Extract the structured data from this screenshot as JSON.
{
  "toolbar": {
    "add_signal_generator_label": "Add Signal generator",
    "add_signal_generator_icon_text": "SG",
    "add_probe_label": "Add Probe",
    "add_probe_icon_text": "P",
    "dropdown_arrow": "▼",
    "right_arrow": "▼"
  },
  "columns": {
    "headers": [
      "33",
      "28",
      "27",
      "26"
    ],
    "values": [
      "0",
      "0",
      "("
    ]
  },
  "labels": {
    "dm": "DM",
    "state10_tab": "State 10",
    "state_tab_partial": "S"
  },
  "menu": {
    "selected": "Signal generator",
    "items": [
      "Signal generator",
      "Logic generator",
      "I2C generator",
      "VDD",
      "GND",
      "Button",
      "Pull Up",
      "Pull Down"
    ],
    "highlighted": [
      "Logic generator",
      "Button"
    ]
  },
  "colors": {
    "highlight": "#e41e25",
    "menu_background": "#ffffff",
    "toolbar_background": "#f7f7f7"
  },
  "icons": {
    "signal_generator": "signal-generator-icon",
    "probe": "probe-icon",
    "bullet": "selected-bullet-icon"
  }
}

* * *

### TO DO
Output the entries verbatim.

### RESULT OF THE TASK
Extract the structured data from this screenshot as JSON.
{
  "toolbar": {
    "add_signal_generator_label": "Add Signal generator",
    "add_signal_generator_icon_text": "SG",
    "add_probe_label": "Add Probe",
    "add_probe_icon_text": "P",
    "dropdown_arrow": "▼",
    "right_arrow": "▼"
  },
  "columns": {
    "headers": [
      "33",
      "28",
      "27",
      "26"
    ],
    "values": [
      "0",
      "0",
      "("
    ]
  },
  "labels": {
    "dm": "DM",
    "state10_tab": "State 10",
    "state_tab_partial": "S"
  },
  "menu": {
    "selected": "Signal generator",
    "items": [
      "Signal generator",
      "Logic generator",
      "I2C generator",
      "VDD",
      "GND",
      "Button",
      "Pull Up",
      "Pull Down"
    ],
    "highlighted": [
      "Logic generator",
      "Button"
    ]
  },
  "colors": {
    "highlight": "#e41e25",
    "menu_background": "#ffffff",
    "toolbar_background": "#f7f7f7"
  },
  "icons": {
    "signal_generator": "signal-generator-icon",
    "probe": "probe-icon",
    "bullet": "selected-bullet-icon"
  }
}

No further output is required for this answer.